**Entries supplied:**
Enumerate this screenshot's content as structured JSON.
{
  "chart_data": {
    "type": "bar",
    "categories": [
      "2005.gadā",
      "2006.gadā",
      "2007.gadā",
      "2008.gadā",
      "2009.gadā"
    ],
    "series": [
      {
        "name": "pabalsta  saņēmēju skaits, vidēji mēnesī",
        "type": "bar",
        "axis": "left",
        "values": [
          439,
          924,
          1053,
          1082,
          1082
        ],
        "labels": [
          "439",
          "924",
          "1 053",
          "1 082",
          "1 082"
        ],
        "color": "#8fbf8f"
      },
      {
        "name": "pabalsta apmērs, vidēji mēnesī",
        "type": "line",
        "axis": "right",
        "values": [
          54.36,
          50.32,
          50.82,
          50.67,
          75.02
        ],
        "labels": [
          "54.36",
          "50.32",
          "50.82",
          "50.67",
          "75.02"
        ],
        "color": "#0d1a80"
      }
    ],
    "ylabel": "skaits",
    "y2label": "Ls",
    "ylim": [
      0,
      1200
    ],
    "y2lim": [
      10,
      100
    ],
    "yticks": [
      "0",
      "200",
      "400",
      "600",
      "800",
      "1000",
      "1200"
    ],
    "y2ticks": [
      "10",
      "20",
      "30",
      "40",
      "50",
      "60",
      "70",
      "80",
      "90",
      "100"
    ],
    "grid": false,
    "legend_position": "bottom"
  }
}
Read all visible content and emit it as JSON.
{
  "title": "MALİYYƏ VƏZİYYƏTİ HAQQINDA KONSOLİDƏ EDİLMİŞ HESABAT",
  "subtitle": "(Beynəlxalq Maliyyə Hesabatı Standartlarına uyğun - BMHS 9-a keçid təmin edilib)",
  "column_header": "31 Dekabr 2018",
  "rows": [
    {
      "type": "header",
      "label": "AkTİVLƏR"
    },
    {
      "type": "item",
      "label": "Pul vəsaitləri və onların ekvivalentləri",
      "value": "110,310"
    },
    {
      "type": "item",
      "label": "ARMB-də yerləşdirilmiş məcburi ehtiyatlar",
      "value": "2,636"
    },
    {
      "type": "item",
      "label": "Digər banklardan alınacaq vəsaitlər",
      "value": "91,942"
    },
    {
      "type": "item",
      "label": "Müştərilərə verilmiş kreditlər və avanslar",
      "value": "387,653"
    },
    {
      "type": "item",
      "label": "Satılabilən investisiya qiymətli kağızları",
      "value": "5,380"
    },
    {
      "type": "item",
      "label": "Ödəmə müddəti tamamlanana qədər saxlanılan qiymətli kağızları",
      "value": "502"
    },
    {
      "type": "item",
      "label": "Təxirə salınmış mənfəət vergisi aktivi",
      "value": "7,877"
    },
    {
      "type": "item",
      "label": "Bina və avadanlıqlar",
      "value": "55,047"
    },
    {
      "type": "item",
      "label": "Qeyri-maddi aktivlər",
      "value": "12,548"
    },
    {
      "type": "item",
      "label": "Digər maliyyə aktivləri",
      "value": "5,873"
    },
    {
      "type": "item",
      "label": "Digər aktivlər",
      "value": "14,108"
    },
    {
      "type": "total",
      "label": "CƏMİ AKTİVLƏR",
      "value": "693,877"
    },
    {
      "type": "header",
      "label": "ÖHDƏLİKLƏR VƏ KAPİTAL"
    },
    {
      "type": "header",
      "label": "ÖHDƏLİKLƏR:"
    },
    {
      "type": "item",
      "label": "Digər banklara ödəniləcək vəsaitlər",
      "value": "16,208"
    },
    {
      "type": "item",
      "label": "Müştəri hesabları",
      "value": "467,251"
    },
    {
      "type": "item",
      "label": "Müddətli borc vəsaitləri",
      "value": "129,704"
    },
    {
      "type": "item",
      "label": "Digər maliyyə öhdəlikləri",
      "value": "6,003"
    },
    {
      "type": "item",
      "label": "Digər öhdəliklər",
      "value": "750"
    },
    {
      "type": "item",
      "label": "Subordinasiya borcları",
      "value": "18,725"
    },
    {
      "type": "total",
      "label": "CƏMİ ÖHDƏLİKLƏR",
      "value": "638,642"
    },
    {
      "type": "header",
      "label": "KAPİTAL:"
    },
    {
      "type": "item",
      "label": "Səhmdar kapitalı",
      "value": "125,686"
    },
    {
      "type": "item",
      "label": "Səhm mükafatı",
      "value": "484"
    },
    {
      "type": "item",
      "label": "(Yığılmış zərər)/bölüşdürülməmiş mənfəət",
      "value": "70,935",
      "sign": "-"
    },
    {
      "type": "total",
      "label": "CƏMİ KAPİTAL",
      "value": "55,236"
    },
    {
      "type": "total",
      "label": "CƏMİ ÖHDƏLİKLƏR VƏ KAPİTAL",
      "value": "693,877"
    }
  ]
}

**Given exercise:**
State only the count of lines above that hold the string "Digər".

**Result:**
6